» **Data to use**:
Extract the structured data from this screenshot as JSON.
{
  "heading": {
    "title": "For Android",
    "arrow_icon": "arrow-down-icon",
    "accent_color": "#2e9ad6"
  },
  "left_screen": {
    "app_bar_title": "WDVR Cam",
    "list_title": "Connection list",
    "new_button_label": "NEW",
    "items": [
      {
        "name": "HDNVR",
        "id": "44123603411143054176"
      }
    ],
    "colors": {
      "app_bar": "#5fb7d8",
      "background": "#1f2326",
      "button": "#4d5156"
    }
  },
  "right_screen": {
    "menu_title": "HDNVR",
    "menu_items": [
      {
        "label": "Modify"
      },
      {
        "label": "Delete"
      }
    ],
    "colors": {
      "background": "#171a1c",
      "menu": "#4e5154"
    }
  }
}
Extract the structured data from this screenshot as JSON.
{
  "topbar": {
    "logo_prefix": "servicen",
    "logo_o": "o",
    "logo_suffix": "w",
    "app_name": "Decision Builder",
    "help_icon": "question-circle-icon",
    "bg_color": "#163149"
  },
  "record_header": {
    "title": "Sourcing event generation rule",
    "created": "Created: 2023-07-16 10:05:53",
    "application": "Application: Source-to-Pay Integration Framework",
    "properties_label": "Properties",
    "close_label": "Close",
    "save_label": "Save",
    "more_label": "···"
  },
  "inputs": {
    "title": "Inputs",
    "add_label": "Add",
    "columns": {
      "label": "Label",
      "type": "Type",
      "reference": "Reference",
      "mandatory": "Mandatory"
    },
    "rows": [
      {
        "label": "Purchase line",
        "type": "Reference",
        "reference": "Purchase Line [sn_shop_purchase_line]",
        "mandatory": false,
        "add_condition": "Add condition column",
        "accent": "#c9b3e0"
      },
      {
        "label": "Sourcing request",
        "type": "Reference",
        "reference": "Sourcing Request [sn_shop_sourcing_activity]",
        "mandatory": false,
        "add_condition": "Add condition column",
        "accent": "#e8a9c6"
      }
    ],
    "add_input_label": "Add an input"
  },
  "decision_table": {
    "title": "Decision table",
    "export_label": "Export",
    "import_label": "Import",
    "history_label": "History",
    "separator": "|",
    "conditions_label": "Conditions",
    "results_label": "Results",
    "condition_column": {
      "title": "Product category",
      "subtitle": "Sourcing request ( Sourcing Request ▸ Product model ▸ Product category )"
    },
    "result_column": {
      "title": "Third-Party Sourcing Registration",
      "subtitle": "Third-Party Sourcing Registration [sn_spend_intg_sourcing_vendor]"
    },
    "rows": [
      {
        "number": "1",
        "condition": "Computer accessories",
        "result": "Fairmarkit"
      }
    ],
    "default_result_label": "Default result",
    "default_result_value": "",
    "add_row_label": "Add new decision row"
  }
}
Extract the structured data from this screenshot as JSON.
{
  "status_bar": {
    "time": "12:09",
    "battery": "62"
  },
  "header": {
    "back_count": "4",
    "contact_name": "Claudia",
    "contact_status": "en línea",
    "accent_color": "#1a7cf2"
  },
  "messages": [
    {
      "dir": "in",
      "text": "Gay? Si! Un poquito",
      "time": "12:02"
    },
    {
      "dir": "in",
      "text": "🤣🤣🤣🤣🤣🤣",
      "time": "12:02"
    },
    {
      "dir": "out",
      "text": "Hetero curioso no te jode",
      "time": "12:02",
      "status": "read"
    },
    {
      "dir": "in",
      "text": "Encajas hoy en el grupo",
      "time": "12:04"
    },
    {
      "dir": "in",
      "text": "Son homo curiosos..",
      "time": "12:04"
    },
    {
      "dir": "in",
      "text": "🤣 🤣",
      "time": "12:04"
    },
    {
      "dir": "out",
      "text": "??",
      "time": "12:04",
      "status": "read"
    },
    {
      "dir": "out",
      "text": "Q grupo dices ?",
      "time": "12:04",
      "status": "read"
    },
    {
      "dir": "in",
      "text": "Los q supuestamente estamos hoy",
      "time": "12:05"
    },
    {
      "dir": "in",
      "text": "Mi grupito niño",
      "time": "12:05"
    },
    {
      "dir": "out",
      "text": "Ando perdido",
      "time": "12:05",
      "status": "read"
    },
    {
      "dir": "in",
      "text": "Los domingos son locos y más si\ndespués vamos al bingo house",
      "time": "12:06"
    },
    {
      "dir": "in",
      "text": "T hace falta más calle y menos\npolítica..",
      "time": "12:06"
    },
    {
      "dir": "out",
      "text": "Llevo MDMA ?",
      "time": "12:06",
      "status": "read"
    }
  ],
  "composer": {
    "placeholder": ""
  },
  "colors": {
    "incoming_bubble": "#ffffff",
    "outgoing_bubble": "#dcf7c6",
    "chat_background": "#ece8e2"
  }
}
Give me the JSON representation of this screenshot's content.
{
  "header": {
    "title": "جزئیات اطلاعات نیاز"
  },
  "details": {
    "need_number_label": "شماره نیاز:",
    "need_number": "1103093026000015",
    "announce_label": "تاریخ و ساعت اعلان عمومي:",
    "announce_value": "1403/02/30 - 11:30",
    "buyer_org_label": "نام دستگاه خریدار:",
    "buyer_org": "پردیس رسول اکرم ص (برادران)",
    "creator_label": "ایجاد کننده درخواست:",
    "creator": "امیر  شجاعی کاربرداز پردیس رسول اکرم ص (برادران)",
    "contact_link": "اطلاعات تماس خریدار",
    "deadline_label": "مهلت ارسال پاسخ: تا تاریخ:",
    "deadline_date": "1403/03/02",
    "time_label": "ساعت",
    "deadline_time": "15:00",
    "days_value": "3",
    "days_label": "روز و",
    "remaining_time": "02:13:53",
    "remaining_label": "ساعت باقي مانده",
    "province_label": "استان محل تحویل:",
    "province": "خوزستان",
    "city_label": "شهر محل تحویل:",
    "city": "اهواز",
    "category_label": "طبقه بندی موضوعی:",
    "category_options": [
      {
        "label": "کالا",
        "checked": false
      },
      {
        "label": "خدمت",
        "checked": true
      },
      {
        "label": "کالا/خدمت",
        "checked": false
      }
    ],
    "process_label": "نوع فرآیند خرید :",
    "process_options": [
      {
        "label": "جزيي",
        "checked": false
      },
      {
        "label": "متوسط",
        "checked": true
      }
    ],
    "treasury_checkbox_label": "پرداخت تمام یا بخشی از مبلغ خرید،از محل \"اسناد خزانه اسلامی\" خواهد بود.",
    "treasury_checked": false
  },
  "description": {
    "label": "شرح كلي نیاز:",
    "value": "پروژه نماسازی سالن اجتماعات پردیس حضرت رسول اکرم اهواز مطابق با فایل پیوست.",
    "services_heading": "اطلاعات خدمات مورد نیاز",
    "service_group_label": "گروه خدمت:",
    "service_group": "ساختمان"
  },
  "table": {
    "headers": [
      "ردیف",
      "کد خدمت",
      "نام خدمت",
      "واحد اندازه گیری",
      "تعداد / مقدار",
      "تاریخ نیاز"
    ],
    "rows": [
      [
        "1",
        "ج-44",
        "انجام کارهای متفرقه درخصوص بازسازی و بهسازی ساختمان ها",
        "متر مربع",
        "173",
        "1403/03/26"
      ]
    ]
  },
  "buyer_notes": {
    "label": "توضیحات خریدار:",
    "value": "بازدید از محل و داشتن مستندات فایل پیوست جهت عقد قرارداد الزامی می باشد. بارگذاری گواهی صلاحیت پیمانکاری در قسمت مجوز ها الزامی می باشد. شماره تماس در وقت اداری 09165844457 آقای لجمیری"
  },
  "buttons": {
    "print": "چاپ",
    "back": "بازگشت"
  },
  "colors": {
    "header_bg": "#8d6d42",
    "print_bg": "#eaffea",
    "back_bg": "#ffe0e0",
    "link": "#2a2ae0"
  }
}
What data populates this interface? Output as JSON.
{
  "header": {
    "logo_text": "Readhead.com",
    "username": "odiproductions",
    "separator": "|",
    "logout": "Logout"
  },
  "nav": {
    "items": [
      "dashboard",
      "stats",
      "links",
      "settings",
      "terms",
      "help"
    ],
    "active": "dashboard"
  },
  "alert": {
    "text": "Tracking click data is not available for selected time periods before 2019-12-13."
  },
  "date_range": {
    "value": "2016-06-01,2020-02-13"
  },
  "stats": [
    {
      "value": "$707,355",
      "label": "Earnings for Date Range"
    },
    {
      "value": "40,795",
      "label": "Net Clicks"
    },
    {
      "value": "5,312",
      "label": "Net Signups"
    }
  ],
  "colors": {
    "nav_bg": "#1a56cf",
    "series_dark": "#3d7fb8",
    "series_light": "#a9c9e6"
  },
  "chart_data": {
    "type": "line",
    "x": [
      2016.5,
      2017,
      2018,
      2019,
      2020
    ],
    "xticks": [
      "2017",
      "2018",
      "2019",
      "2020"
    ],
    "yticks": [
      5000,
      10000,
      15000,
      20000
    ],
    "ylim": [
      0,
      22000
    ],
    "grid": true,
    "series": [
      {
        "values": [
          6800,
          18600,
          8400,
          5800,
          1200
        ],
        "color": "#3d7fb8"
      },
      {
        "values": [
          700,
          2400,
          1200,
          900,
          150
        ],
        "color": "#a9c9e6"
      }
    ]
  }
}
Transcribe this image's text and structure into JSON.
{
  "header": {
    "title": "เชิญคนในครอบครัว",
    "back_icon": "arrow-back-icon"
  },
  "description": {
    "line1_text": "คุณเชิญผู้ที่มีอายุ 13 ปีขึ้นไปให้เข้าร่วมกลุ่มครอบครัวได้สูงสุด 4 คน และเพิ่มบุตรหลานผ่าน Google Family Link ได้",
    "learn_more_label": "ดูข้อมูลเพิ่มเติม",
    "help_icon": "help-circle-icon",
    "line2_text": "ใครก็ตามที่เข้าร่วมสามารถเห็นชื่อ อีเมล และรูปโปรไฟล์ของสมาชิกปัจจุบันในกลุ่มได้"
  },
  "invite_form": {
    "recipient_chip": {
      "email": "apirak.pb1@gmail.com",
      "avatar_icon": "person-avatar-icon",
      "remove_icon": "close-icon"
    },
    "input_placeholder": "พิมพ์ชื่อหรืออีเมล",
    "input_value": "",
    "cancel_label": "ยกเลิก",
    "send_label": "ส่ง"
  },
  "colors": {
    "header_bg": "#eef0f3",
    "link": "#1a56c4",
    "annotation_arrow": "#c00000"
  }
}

» **Goal of the exercise**:
List all lines from the entries that include the word "اهواز".

» **Exercise output**:
    "city": "اهواز",
    "value": "پروژه نماسازی سالن اجتماعات پردیس حضرت رسول اکرم اهواز مطابق با فایل پیوست.",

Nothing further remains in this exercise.